**Extracted records**
::::::::::

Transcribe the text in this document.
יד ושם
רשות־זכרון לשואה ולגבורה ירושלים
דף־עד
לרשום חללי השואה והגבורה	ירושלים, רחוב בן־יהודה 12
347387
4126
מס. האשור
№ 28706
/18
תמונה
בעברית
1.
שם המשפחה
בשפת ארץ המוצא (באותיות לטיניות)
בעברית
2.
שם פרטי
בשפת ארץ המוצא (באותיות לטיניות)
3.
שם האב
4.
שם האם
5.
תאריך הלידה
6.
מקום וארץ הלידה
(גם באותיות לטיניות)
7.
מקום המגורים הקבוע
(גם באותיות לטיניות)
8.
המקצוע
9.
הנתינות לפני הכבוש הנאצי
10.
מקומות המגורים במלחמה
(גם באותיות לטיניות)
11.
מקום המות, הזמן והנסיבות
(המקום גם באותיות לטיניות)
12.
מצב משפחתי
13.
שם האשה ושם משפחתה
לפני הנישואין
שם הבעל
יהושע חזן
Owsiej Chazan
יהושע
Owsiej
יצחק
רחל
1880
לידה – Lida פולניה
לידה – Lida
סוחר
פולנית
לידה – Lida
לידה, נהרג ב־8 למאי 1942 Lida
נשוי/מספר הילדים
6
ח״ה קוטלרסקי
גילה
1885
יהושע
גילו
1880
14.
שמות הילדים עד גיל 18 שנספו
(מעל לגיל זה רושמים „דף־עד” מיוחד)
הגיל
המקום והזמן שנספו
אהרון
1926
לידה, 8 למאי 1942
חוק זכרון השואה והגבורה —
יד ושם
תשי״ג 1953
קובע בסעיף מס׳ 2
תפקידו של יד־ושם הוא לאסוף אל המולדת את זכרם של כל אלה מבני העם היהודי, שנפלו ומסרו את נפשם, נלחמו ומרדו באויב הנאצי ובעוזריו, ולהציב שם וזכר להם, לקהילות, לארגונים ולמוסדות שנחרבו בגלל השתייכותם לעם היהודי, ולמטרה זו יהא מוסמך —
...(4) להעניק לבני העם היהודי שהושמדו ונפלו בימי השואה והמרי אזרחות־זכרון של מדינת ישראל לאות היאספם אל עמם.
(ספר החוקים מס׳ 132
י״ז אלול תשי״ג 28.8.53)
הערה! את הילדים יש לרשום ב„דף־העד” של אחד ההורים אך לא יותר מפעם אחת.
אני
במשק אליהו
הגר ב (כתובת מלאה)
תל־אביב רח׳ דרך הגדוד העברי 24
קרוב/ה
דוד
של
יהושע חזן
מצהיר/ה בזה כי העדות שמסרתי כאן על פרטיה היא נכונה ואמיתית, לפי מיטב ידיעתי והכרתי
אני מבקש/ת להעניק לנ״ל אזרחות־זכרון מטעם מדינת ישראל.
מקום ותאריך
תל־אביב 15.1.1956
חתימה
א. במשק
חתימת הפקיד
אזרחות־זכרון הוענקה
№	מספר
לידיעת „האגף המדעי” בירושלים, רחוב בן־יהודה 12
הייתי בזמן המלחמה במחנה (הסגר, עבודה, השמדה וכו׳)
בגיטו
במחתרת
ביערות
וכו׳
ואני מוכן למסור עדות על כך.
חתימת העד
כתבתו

::::::::::

**Task requirements**
Output the complete data exactly as written.

**Result of the exercise**
Transcribe the text in this document.
יד ושם
רשות־זכרון לשואה ולגבורה ירושלים
דף־עד
לרשום חללי השואה והגבורה	ירושלים, רחוב בן־יהודה 12
347387
4126
מס. האשור
№ 28706
/18
תמונה
בעברית
1.
שם המשפחה
בשפת ארץ המוצא (באותיות לטיניות)
בעברית
2.
שם פרטי
בשפת ארץ המוצא (באותיות לטיניות)
3.
שם האב
4.
שם האם
5.
תאריך הלידה
6.
מקום וארץ הלידה
(גם באותיות לטיניות)
7.
מקום המגורים הקבוע
(גם באותיות לטיניות)
8.
המקצוע
9.
הנתינות לפני הכבוש הנאצי
10.
מקומות המגורים במלחמה
(גם באותיות לטיניות)
11.
מקום המות, הזמן והנסיבות
(המקום גם באותיות לטיניות)
12.
מצב משפחתי
13.
שם האשה ושם משפחתה
לפני הנישואין
שם הבעל
יהושע חזן
Owsiej Chazan
יהושע
Owsiej
יצחק
רחל
1880
לידה – Lida פולניה
לידה – Lida
סוחר
פולנית
לידה – Lida
לידה, נהרג ב־8 למאי 1942 Lida
נשוי/מספר הילדים
6
ח״ה קוטלרסקי
גילה
1885
יהושע
גילו
1880
14.
שמות הילדים עד גיל 18 שנספו
(מעל לגיל זה רושמים „דף־עד” מיוחד)
הגיל
המקום והזמן שנספו
אהרון
1926
לידה, 8 למאי 1942
חוק זכרון השואה והגבורה —
יד ושם
תשי״ג 1953
קובע בסעיף מס׳ 2
תפקידו של יד־ושם הוא לאסוף אל המולדת את זכרם של כל אלה מבני העם היהודי, שנפלו ומסרו את נפשם, נלחמו ומרדו באויב הנאצי ובעוזריו, ולהציב שם וזכר להם, לקהילות, לארגונים ולמוסדות שנחרבו בגלל השתייכותם לעם היהודי, ולמטרה זו יהא מוסמך —
...(4) להעניק לבני העם היהודי שהושמדו ונפלו בימי השואה והמרי אזרחות־זכרון של מדינת ישראל לאות היאספם אל עמם.
(ספר החוקים מס׳ 132
י״ז אלול תשי״ג 28.8.53)
הערה! את הילדים יש לרשום ב„דף־העד” של אחד ההורים אך לא יותר מפעם אחת.
אני
במשק אליהו
הגר ב (כתובת מלאה)
תל־אביב רח׳ דרך הגדוד העברי 24
קרוב/ה
דוד
של
יהושע חזן
מצהיר/ה בזה כי העדות שמסרתי כאן על פרטיה היא נכונה ואמיתית, לפי מיטב ידיעתי והכרתי
אני מבקש/ת להעניק לנ״ל אזרחות־זכרון מטעם מדינת ישראל.
מקום ותאריך
תל־אביב 15.1.1956
חתימה
א. במשק
חתימת הפקיד
אזרחות־זכרון הוענקה
№	מספר
לידיעת „האגף המדעי” בירושלים, רחוב בן־יהודה 12
הייתי בזמן המלחמה במחנה (הסגר, עבודה, השמדה וכו׳)
בגיטו
במחתרת
ביערות
וכו׳
ואני מוכן למסור עדות על כך.
חתימת העד
כתבתו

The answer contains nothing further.